> [Set task] Return all of the entries exactly, with nothing added or left out.

> [Records supplied]
------
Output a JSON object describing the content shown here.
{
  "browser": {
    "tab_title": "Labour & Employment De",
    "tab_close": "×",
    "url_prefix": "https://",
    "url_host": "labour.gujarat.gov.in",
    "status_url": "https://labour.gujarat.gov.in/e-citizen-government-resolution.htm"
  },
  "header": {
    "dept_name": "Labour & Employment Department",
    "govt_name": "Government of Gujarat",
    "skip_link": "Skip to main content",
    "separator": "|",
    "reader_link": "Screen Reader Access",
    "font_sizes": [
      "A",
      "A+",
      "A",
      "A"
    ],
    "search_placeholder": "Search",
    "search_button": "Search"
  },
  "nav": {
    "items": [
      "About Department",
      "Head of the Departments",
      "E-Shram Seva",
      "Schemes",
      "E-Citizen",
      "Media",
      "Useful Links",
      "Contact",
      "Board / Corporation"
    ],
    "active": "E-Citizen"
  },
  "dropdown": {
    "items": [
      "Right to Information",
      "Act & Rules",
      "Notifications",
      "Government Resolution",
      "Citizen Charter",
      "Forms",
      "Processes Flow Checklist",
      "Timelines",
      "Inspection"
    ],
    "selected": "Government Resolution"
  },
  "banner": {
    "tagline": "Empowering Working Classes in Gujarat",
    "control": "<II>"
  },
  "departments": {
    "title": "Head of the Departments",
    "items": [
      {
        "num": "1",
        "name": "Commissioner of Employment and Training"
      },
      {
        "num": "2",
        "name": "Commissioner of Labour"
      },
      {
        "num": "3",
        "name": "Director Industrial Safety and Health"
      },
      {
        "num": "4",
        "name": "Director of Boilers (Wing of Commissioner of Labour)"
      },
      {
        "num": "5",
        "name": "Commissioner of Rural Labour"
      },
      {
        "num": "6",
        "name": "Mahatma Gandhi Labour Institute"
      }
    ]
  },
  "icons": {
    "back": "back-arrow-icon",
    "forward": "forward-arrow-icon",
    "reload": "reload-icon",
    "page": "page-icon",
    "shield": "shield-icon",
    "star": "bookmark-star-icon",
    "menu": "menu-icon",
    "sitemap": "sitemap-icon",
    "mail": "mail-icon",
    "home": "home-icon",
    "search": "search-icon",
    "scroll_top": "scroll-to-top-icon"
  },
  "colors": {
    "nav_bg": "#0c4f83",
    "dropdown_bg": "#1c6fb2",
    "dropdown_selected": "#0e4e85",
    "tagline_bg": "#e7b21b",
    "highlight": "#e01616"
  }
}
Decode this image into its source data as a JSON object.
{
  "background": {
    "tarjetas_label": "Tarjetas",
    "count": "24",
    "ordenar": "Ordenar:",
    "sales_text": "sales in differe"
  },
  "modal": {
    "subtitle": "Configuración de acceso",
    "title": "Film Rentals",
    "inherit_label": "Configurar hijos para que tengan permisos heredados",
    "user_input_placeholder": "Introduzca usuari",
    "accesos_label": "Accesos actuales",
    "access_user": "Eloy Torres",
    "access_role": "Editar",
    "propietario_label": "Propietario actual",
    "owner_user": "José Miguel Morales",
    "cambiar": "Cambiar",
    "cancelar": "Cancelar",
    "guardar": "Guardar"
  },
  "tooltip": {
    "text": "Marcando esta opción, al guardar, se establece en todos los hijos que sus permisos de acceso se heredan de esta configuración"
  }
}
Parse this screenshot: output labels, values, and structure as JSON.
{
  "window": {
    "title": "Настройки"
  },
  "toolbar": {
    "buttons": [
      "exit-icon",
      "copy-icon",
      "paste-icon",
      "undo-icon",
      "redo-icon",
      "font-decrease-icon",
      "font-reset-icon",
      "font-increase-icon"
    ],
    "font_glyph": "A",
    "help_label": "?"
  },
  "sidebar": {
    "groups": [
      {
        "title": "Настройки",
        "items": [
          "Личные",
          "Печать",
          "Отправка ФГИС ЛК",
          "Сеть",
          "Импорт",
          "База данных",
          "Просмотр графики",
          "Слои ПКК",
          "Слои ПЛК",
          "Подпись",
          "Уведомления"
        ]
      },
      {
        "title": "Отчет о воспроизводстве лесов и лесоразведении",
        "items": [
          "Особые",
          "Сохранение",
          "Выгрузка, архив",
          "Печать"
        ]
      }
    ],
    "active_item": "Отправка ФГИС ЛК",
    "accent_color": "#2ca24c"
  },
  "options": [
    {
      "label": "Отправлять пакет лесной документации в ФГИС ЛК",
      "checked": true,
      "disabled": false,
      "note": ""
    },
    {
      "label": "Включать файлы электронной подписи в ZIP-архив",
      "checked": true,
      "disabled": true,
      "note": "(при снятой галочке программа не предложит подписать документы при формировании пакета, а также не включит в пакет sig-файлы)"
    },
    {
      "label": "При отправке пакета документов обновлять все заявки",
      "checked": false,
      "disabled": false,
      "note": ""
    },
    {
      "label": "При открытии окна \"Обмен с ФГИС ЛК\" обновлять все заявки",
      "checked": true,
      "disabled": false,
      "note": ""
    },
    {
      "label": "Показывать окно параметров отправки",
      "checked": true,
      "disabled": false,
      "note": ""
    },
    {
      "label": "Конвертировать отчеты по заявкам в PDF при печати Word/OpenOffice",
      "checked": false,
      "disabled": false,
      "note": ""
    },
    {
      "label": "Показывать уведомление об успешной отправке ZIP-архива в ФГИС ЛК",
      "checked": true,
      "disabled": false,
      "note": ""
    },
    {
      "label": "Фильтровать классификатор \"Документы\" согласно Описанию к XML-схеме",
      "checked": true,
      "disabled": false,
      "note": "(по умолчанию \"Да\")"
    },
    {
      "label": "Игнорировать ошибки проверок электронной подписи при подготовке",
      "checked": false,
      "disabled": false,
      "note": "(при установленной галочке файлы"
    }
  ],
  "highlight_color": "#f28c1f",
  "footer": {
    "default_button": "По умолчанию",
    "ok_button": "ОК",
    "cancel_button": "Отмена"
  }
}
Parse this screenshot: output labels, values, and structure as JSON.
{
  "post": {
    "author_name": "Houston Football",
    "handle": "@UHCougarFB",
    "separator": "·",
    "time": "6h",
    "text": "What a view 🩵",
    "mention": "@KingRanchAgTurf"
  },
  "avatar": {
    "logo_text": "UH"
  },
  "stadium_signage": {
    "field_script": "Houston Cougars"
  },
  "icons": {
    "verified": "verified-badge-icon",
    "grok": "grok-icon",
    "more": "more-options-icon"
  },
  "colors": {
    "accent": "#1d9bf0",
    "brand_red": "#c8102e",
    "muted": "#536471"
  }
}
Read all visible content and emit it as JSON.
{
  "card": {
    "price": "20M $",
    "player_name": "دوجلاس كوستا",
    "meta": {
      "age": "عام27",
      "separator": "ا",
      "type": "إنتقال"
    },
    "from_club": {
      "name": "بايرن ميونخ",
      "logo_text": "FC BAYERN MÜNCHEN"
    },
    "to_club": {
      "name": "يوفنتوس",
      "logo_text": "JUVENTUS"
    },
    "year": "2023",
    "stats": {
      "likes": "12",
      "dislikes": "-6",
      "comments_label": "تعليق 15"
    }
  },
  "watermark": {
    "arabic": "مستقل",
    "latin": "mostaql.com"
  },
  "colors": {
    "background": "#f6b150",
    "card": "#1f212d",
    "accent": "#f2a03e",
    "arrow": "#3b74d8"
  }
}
------
> [Exercise solution]
Output a JSON object describing the content shown here.
{
  "browser": {
    "tab_title": "Labour & Employment De",
    "tab_close": "×",
    "url_prefix": "https://",
    "url_host": "labour.gujarat.gov.in",
    "status_url": "https://labour.gujarat.gov.in/e-citizen-government-resolution.htm"
  },
  "header": {
    "dept_name": "Labour & Employment Department",
    "govt_name": "Government of Gujarat",
    "skip_link": "Skip to main content",
    "separator": "|",
    "reader_link": "Screen Reader Access",
    "font_sizes": [
      "A",
      "A+",
      "A",
      "A"
    ],
    "search_placeholder": "Search",
    "search_button": "Search"
  },
  "nav": {
    "items": [
      "About Department",
      "Head of the Departments",
      "E-Shram Seva",
      "Schemes",
      "E-Citizen",
      "Media",
      "Useful Links",
      "Contact",
      "Board / Corporation"
    ],
    "active": "E-Citizen"
  },
  "dropdown": {
    "items": [
      "Right to Information",
      "Act & Rules",
      "Notifications",
      "Government Resolution",
      "Citizen Charter",
      "Forms",
      "Processes Flow Checklist",
      "Timelines",
      "Inspection"
    ],
    "selected": "Government Resolution"
  },
  "banner": {
    "tagline": "Empowering Working Classes in Gujarat",
    "control": "<II>"
  },
  "departments": {
    "title": "Head of the Departments",
    "items": [
      {
        "num": "1",
        "name": "Commissioner of Employment and Training"
      },
      {
        "num": "2",
        "name": "Commissioner of Labour"
      },
      {
        "num": "3",
        "name": "Director Industrial Safety and Health"
      },
      {
        "num": "4",
        "name": "Director of Boilers (Wing of Commissioner of Labour)"
      },
      {
        "num": "5",
        "name": "Commissioner of Rural Labour"
      },
      {
        "num": "6",
        "name": "Mahatma Gandhi Labour Institute"
      }
    ]
  },
  "icons": {
    "back": "back-arrow-icon",
    "forward": "forward-arrow-icon",
    "reload": "reload-icon",
    "page": "page-icon",
    "shield": "shield-icon",
    "star": "bookmark-star-icon",
    "menu": "menu-icon",
    "sitemap": "sitemap-icon",
    "mail": "mail-icon",
    "home": "home-icon",
    "search": "search-icon",
    "scroll_top": "scroll-to-top-icon"
  },
  "colors": {
    "nav_bg": "#0c4f83",
    "dropdown_bg": "#1c6fb2",
    "dropdown_selected": "#0e4e85",
    "tagline_bg": "#e7b21b",
    "highlight": "#e01616"
  }
}
Decode this image into its source data as a JSON object.
{
  "background": {
    "tarjetas_label": "Tarjetas",
    "count": "24",
    "ordenar": "Ordenar:",
    "sales_text": "sales in differe"
  },
  "modal": {
    "subtitle": "Configuración de acceso",
    "title": "Film Rentals",
    "inherit_label": "Configurar hijos para que tengan permisos heredados",
    "user_input_placeholder": "Introduzca usuari",
    "accesos_label": "Accesos actuales",
    "access_user": "Eloy Torres",
    "access_role": "Editar",
    "propietario_label": "Propietario actual",
    "owner_user": "José Miguel Morales",
    "cambiar": "Cambiar",
    "cancelar": "Cancelar",
    "guardar": "Guardar"
  },
  "tooltip": {
    "text": "Marcando esta opción, al guardar, se establece en todos los hijos que sus permisos de acceso se heredan de esta configuración"
  }
}
Parse this screenshot: output labels, values, and structure as JSON.
{
  "window": {
    "title": "Настройки"
  },
  "toolbar": {
    "buttons": [
      "exit-icon",
      "copy-icon",
      "paste-icon",
      "undo-icon",
      "redo-icon",
      "font-decrease-icon",
      "font-reset-icon",
      "font-increase-icon"
    ],
    "font_glyph": "A",
    "help_label": "?"
  },
  "sidebar": {
    "groups": [
      {
        "title": "Настройки",
        "items": [
          "Личные",
          "Печать",
          "Отправка ФГИС ЛК",
          "Сеть",
          "Импорт",
          "База данных",
          "Просмотр графики",
          "Слои ПКК",
          "Слои ПЛК",
          "Подпись",
          "Уведомления"
        ]
      },
      {
        "title": "Отчет о воспроизводстве лесов и лесоразведении",
        "items": [
          "Особые",
          "Сохранение",
          "Выгрузка, архив",
          "Печать"
        ]
      }
    ],
    "active_item": "Отправка ФГИС ЛК",
    "accent_color": "#2ca24c"
  },
  "options": [
    {
      "label": "Отправлять пакет лесной документации в ФГИС ЛК",
      "checked": true,
      "disabled": false,
      "note": ""
    },
    {
      "label": "Включать файлы электронной подписи в ZIP-архив",
      "checked": true,
      "disabled": true,
      "note": "(при снятой галочке программа не предложит подписать документы при формировании пакета, а также не включит в пакет sig-файлы)"
    },
    {
      "label": "При отправке пакета документов обновлять все заявки",
      "checked": false,
      "disabled": false,
      "note": ""
    },
    {
      "label": "При открытии окна \"Обмен с ФГИС ЛК\" обновлять все заявки",
      "checked": true,
      "disabled": false,
      "note": ""
    },
    {
      "label": "Показывать окно параметров отправки",
      "checked": true,
      "disabled": false,
      "note": ""
    },
    {
      "label": "Конвертировать отчеты по заявкам в PDF при печати Word/OpenOffice",
      "checked": false,
      "disabled": false,
      "note": ""
    },
    {
      "label": "Показывать уведомление об успешной отправке ZIP-архива в ФГИС ЛК",
      "checked": true,
      "disabled": false,
      "note": ""
    },
    {
      "label": "Фильтровать классификатор \"Документы\" согласно Описанию к XML-схеме",
      "checked": true,
      "disabled": false,
      "note": "(по умолчанию \"Да\")"
    },
    {
      "label": "Игнорировать ошибки проверок электронной подписи при подготовке",
      "checked": false,
      "disabled": false,
      "note": "(при установленной галочке файлы"
    }
  ],
  "highlight_color": "#f28c1f",
  "footer": {
    "default_button": "По умолчанию",
    "ok_button": "ОК",
    "cancel_button": "Отмена"
  }
}
Parse this screenshot: output labels, values, and structure as JSON.
{
  "post": {
    "author_name": "Houston Football",
    "handle": "@UHCougarFB",
    "separator": "·",
    "time": "6h",
    "text": "What a view 🩵",
    "mention": "@KingRanchAgTurf"
  },
  "avatar": {
    "logo_text": "UH"
  },
  "stadium_signage": {
    "field_script": "Houston Cougars"
  },
  "icons": {
    "verified": "verified-badge-icon",
    "grok": "grok-icon",
    "more": "more-options-icon"
  },
  "colors": {
    "accent": "#1d9bf0",
    "brand_red": "#c8102e",
    "muted": "#536471"
  }
}
Read all visible content and emit it as JSON.
{
  "card": {
    "price": "20M $",
    "player_name": "دوجلاس كوستا",
    "meta": {
      "age": "عام27",
      "separator": "ا",
      "type": "إنتقال"
    },
    "from_club": {
      "name": "بايرن ميونخ",
      "logo_text": "FC BAYERN MÜNCHEN"
    },
    "to_club": {
      "name": "يوفنتوس",
      "logo_text": "JUVENTUS"
    },
    "year": "2023",
    "stats": {
      "likes": "12",
      "dislikes": "-6",
      "comments_label": "تعليق 15"
    }
  },
  "watermark": {
    "arabic": "مستقل",
    "latin": "mostaql.com"
  },
  "colors": {
    "background": "#f6b150",
    "card": "#1f212d",
    "accent": "#f2a03e",
    "arrow": "#3b74d8"
  }
}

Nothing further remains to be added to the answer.